_RECORDS FOR THE TASK_.
-- Begin --
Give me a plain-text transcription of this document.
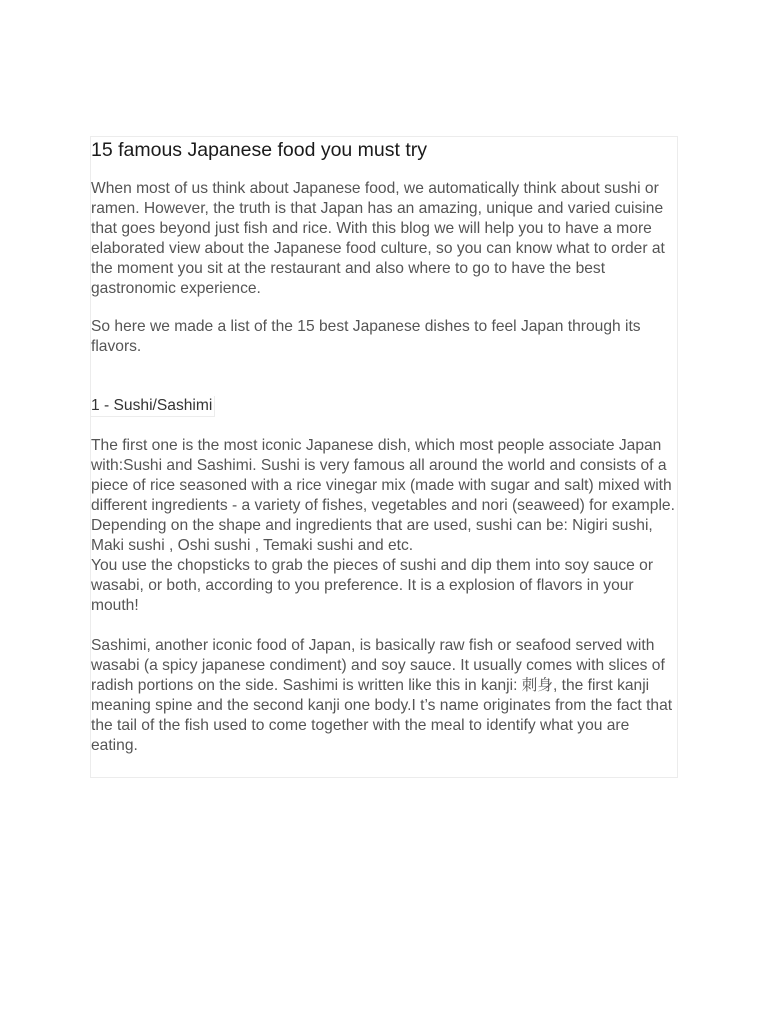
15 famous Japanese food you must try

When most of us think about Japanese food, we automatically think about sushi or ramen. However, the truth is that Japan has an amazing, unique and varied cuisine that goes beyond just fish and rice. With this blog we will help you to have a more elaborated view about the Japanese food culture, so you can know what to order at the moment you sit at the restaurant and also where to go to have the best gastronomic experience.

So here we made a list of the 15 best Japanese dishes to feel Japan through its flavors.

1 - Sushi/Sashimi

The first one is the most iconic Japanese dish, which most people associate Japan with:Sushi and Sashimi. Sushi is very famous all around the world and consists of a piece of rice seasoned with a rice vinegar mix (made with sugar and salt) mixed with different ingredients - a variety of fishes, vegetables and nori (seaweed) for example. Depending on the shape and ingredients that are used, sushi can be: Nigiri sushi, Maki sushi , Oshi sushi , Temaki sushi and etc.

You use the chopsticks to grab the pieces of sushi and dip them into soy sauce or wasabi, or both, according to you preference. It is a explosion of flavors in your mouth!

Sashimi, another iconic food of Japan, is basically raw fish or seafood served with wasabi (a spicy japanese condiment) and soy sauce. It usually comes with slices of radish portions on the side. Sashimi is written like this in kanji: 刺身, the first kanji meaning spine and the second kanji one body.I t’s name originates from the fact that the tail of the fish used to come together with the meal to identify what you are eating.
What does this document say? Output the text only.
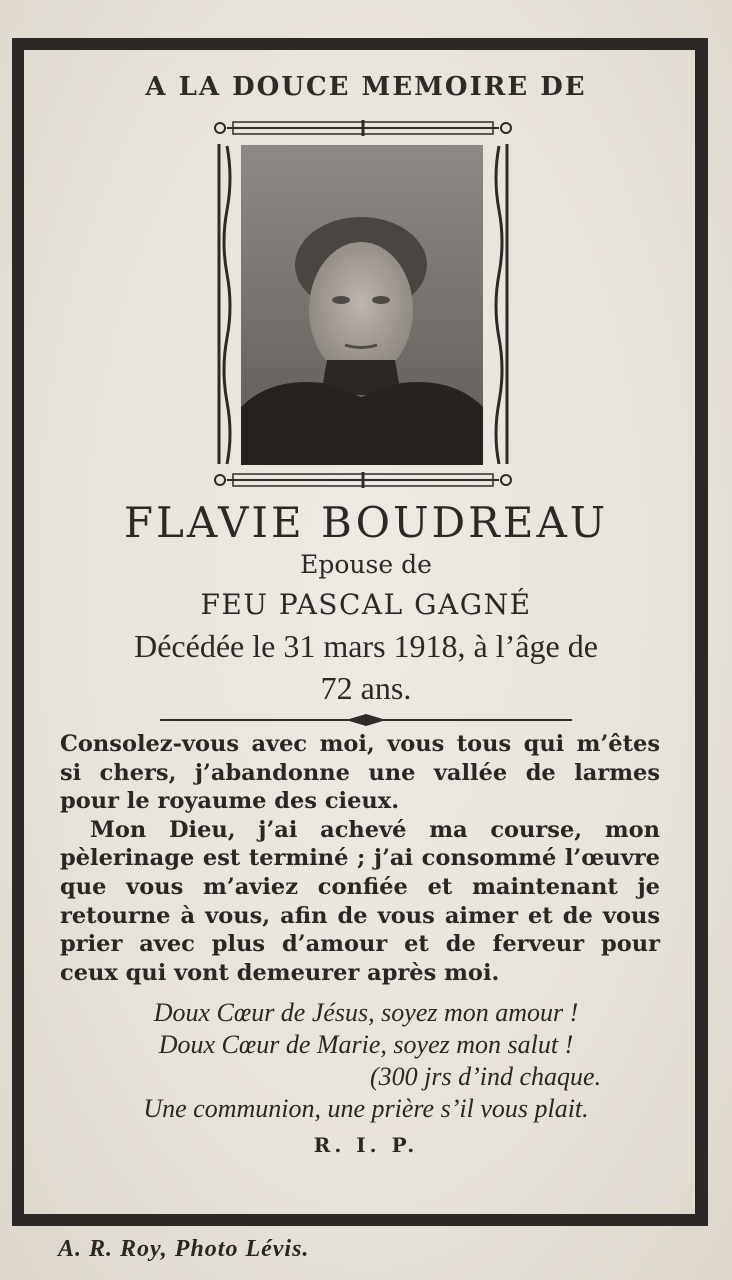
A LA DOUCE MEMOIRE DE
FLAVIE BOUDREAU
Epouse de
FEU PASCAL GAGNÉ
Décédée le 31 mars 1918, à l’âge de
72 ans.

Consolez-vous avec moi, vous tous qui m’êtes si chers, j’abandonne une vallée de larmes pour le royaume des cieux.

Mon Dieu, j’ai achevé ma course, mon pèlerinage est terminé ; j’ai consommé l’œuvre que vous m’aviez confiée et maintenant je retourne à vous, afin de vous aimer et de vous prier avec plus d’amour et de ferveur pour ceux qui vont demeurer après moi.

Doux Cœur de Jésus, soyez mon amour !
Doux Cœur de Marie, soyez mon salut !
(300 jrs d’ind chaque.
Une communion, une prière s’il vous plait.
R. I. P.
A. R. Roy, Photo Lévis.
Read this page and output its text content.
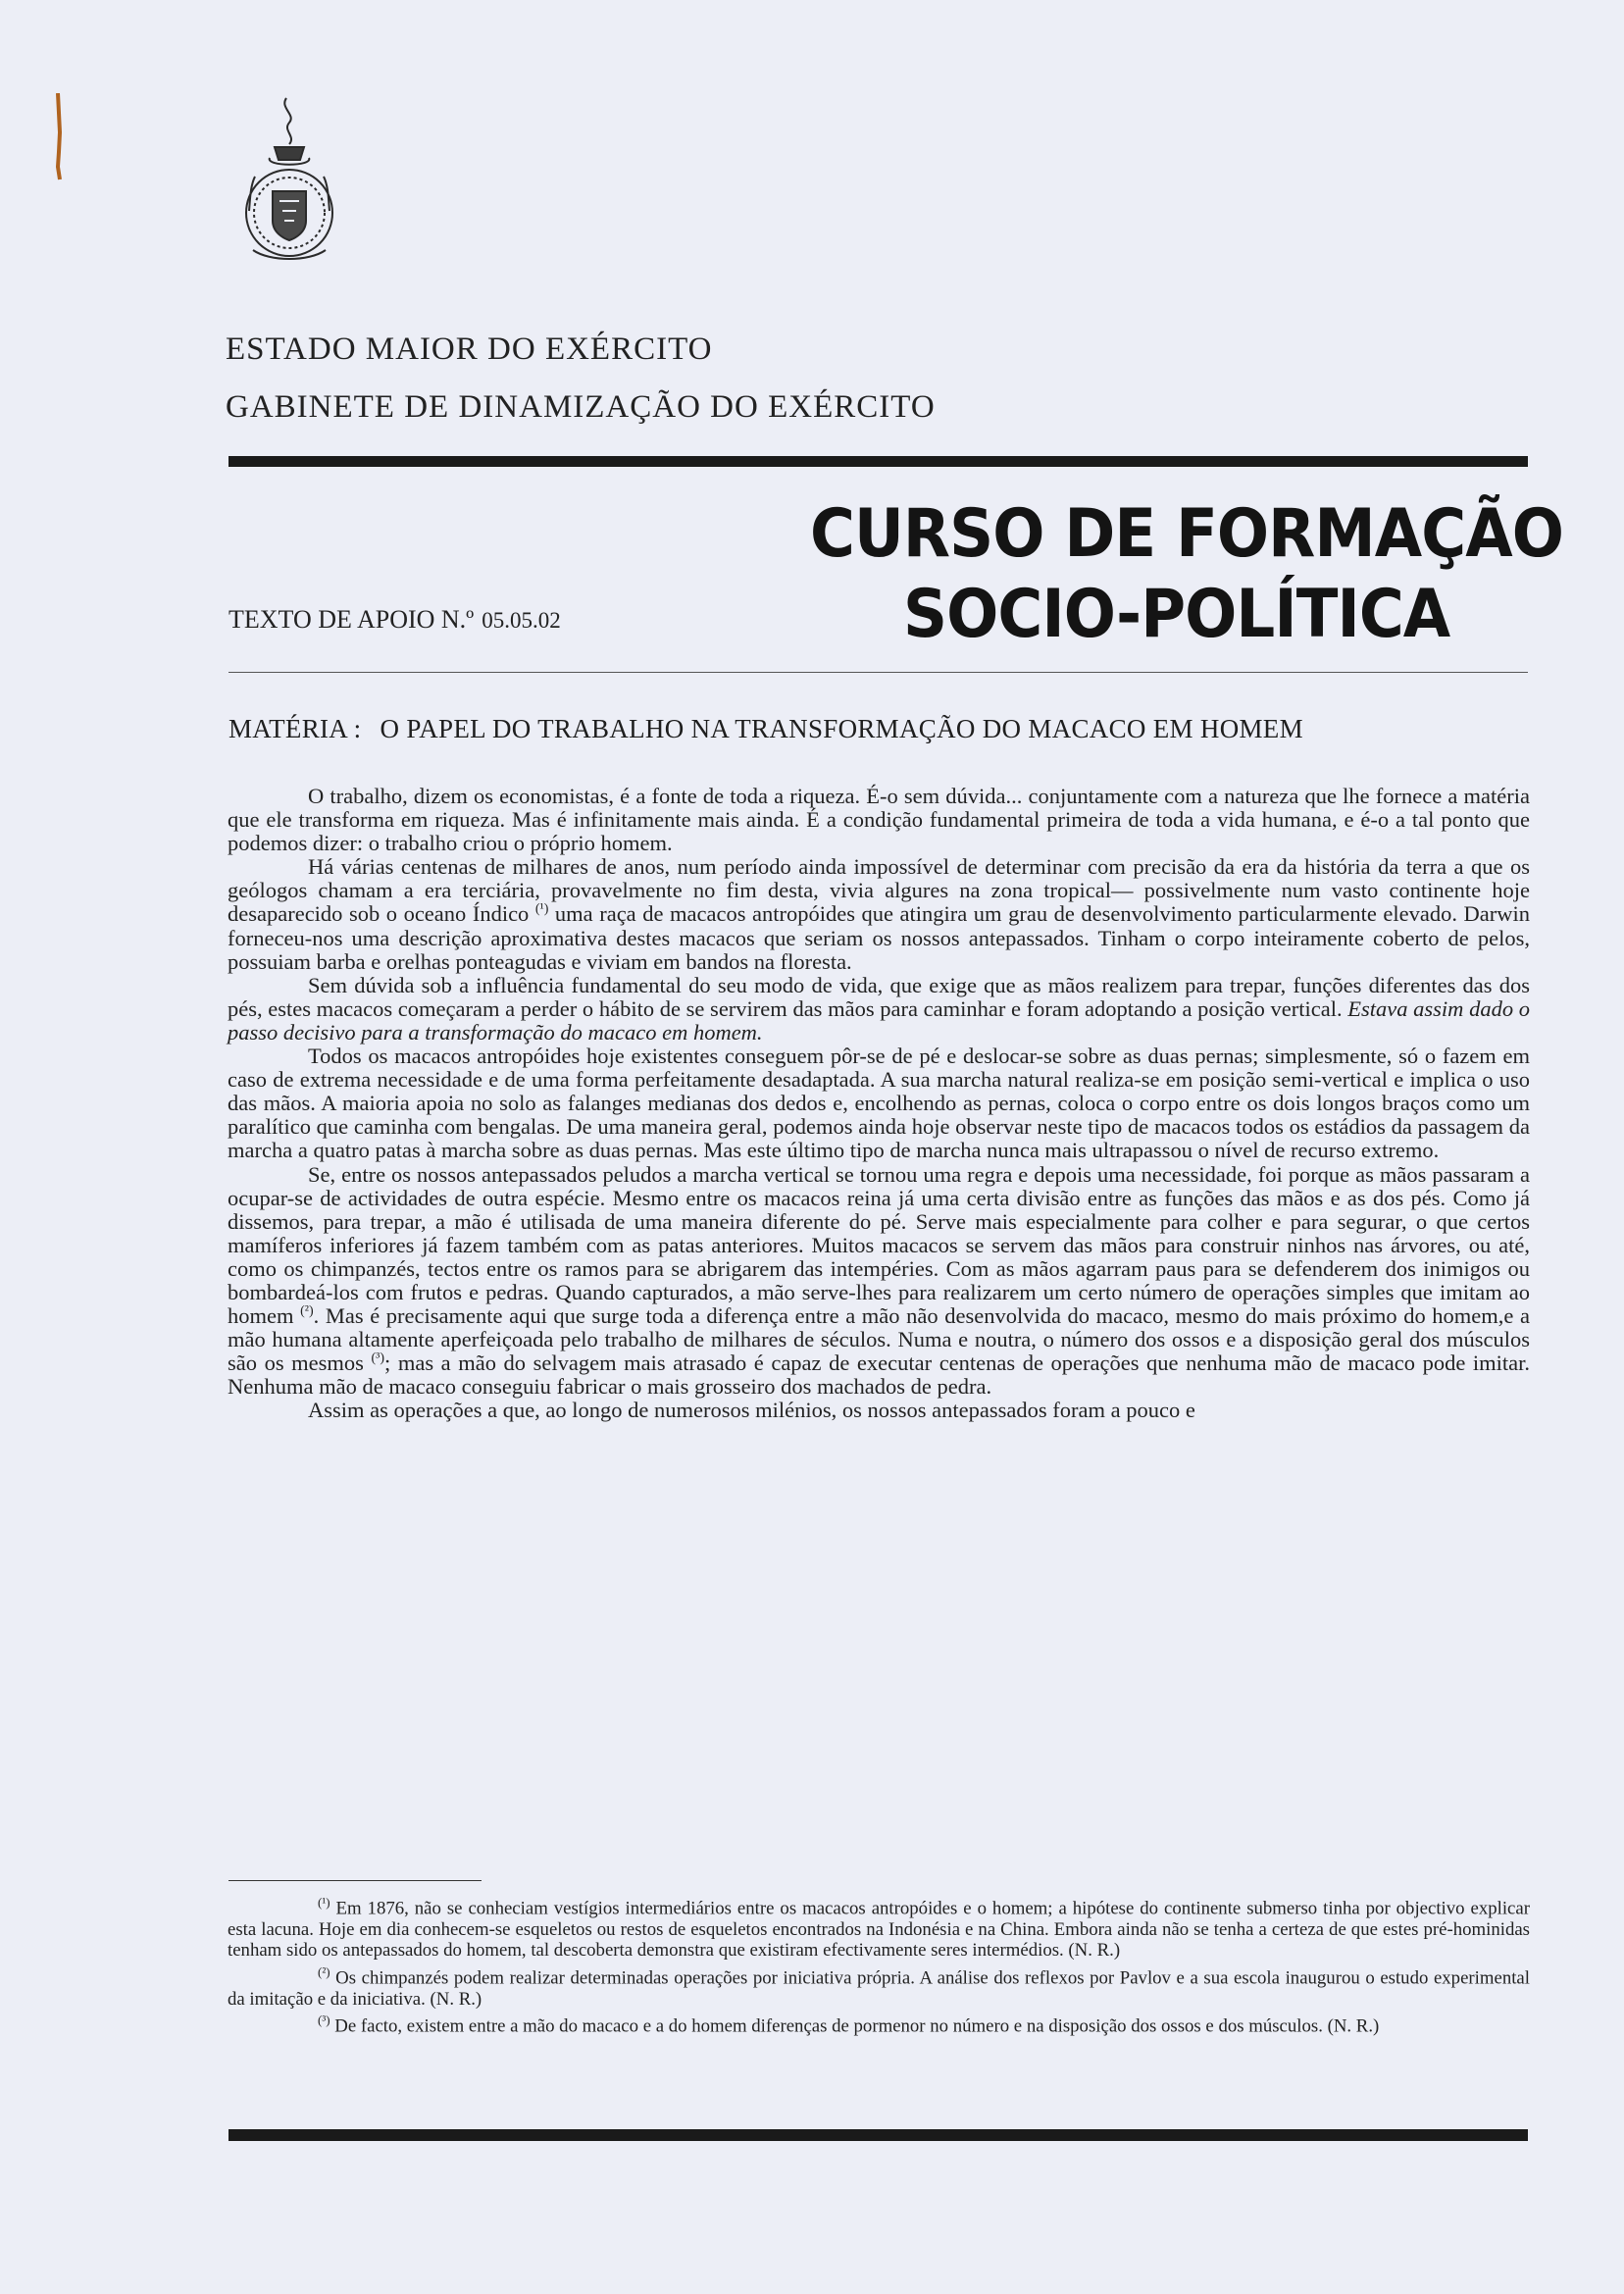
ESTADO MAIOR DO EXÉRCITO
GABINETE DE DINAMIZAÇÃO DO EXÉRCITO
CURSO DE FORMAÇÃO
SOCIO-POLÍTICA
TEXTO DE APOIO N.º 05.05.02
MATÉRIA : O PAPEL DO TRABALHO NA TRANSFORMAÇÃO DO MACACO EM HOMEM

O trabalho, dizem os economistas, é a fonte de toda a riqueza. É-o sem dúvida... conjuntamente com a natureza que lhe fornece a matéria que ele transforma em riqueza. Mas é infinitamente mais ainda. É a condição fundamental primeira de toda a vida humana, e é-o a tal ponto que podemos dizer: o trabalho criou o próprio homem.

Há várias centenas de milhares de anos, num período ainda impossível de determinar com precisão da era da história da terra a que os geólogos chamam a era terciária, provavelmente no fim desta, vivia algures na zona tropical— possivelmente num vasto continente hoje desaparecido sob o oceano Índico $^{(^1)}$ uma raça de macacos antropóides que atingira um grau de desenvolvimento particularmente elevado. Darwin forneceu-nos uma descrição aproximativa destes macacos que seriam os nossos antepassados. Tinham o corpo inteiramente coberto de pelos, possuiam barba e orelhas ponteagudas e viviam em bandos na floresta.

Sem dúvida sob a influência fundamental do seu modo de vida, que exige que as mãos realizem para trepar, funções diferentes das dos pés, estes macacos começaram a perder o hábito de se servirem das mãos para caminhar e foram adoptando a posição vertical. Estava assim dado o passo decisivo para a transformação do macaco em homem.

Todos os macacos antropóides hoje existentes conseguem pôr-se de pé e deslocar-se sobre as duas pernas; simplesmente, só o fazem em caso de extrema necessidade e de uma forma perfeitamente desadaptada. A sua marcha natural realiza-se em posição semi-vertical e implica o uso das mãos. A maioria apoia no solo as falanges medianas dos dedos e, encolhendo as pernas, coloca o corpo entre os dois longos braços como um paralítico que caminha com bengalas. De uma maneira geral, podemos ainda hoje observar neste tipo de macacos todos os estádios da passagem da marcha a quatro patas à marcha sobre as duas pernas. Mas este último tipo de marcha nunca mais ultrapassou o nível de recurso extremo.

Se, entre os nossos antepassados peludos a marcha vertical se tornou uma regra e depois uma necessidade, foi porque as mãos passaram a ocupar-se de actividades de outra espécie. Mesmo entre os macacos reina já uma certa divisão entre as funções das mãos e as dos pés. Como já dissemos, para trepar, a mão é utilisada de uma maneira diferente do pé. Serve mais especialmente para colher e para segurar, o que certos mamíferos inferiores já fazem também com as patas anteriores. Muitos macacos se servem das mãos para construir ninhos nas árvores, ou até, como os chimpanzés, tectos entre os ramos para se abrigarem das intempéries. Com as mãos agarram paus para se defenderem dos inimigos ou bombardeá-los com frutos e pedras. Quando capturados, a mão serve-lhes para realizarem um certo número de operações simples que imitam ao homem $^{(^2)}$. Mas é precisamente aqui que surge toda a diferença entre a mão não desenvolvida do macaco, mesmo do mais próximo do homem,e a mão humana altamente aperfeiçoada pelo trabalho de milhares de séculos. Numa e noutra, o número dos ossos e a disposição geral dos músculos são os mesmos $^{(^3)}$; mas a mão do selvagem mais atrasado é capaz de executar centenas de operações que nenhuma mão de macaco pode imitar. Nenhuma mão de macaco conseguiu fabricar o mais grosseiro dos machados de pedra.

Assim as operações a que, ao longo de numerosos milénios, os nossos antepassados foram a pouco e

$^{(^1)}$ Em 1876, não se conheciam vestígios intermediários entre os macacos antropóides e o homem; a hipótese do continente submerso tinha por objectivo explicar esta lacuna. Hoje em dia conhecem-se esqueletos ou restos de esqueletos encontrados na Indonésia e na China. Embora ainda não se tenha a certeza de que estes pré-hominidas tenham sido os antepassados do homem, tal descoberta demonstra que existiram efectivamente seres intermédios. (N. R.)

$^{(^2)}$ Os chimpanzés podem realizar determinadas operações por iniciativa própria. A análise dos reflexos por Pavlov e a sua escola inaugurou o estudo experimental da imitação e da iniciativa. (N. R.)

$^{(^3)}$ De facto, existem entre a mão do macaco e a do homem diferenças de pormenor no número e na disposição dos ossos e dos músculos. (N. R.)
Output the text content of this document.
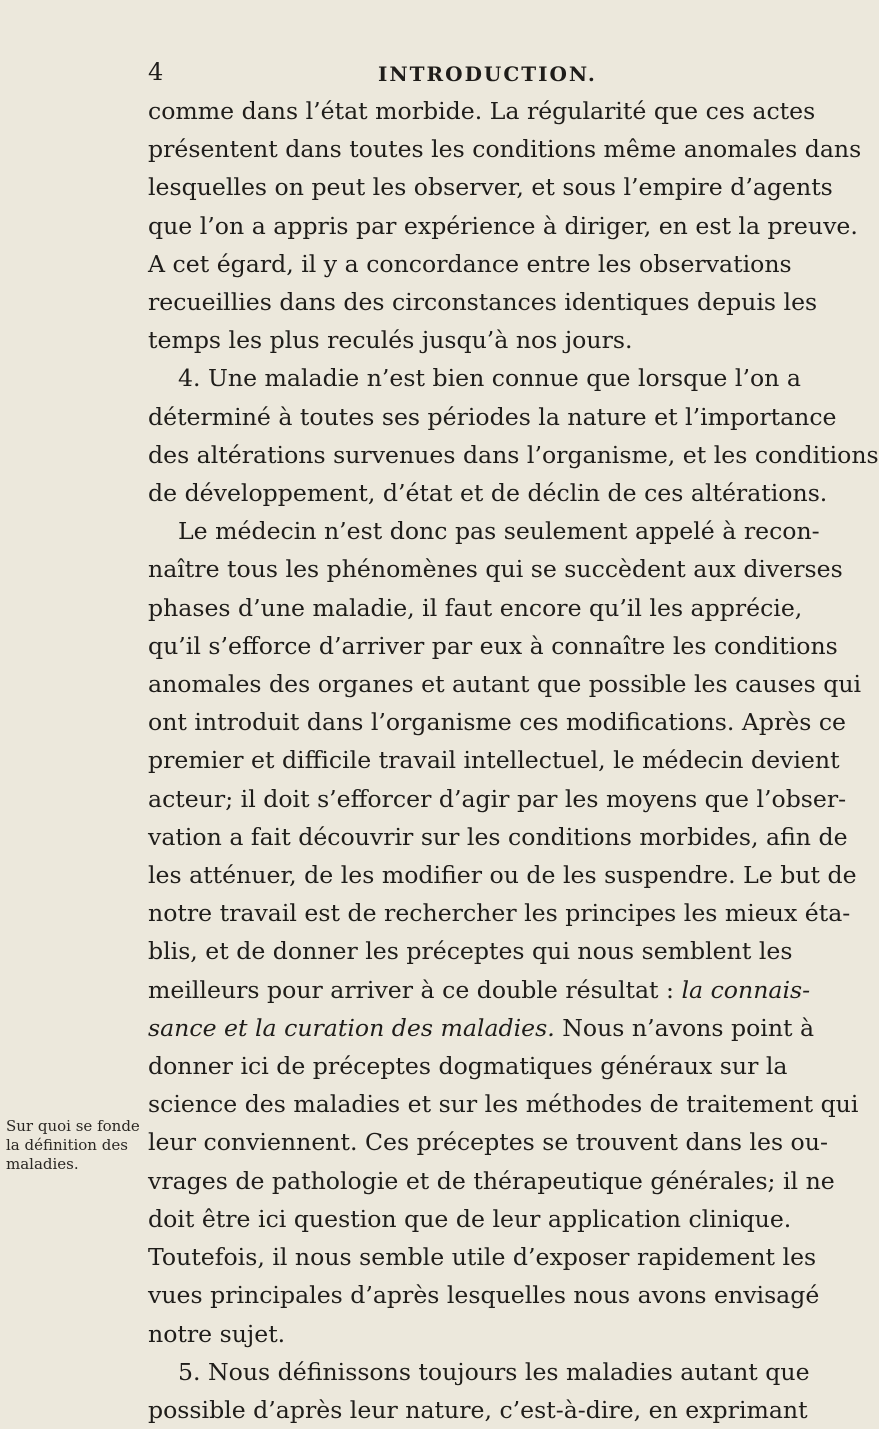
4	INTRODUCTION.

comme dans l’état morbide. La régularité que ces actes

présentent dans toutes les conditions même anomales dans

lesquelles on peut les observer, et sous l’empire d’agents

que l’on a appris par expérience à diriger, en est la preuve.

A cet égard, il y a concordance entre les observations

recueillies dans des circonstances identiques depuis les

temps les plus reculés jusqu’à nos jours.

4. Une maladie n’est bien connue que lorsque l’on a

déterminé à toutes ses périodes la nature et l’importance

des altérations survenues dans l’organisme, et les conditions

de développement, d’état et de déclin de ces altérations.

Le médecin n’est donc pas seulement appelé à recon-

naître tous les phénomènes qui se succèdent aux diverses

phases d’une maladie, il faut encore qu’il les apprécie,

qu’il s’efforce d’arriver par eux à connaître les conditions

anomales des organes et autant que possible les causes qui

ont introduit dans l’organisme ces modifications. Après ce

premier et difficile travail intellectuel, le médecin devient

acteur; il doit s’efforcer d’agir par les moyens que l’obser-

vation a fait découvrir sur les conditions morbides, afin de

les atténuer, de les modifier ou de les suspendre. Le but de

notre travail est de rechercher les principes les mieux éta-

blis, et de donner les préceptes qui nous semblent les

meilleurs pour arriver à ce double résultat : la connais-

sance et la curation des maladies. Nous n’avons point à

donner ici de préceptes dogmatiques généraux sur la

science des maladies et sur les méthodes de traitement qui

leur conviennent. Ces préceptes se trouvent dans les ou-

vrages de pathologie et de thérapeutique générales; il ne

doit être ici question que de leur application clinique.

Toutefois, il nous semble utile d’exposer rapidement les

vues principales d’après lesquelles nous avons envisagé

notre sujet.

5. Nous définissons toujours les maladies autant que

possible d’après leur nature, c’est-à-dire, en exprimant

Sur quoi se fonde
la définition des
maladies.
-- End --
_TASK TO COMPLETE_. Give only the number of lines in the material above where the string "rice" appears.

_THE COMPLETED TASK_. 2